§ **Recorded data**:
((

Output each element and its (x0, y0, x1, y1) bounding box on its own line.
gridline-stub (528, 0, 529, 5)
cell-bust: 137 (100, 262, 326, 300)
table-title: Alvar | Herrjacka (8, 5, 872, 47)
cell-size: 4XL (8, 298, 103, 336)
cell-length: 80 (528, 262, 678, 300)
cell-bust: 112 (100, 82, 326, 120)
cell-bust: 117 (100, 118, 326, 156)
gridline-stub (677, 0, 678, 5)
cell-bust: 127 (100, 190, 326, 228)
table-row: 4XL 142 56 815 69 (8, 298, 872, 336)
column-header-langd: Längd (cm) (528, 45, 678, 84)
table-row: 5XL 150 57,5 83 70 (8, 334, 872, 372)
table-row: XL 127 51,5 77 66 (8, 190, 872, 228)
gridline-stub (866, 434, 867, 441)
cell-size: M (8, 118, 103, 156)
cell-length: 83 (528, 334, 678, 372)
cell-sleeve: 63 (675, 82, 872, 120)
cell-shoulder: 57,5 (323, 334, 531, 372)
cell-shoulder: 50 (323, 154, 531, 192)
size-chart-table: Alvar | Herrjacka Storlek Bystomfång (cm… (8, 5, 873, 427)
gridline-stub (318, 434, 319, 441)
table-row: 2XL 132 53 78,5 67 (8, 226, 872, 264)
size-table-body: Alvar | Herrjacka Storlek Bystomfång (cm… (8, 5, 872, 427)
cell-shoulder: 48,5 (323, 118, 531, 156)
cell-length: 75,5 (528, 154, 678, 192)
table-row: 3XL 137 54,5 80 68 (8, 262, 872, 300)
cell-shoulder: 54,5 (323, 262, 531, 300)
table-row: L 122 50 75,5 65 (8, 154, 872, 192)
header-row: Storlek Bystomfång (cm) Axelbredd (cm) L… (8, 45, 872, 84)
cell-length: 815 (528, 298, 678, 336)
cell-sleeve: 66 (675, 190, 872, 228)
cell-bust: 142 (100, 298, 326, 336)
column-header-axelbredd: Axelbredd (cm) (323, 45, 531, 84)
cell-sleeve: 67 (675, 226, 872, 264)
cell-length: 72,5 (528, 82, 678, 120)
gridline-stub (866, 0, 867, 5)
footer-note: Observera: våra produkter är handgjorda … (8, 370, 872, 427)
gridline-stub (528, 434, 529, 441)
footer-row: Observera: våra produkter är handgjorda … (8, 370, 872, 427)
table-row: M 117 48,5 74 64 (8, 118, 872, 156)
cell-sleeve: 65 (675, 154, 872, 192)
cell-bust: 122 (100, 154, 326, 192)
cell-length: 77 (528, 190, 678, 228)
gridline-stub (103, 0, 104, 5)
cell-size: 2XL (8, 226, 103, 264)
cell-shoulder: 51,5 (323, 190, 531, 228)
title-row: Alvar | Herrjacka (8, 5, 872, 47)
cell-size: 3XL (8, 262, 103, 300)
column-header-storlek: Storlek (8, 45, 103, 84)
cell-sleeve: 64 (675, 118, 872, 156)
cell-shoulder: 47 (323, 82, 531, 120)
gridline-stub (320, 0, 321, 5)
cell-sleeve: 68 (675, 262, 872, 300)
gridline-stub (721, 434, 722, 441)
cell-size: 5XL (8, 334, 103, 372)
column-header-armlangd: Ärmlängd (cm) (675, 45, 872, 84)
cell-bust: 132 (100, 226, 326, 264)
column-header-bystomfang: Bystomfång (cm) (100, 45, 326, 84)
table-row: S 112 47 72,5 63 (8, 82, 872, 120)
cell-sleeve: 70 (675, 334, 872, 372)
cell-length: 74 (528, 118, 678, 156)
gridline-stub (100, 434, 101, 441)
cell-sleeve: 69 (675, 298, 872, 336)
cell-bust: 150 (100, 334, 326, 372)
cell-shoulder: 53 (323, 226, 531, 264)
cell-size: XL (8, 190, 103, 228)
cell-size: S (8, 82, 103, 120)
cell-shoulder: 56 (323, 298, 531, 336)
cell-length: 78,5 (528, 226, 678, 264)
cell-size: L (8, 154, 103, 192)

))

§ **Objective**: Please copy the data from its first line through the line with "gridline-stub (866, 434, 867, 441)", both lines included, keeping every character unchanged.

§ **Answer to the exercise**:
Output each element and its (x0, y0, x1, y1) bounding box on its own line.
gridline-stub (528, 0, 529, 5)
cell-bust: 137 (100, 262, 326, 300)
table-title: Alvar | Herrjacka (8, 5, 872, 47)
cell-size: 4XL (8, 298, 103, 336)
cell-length: 80 (528, 262, 678, 300)
cell-bust: 112 (100, 82, 326, 120)
cell-bust: 117 (100, 118, 326, 156)
gridline-stub (677, 0, 678, 5)
cell-bust: 127 (100, 190, 326, 228)
table-row: 4XL 142 56 815 69 (8, 298, 872, 336)
column-header-langd: Längd (cm) (528, 45, 678, 84)
table-row: 5XL 150 57,5 83 70 (8, 334, 872, 372)
table-row: XL 127 51,5 77 66 (8, 190, 872, 228)
gridline-stub (866, 434, 867, 441)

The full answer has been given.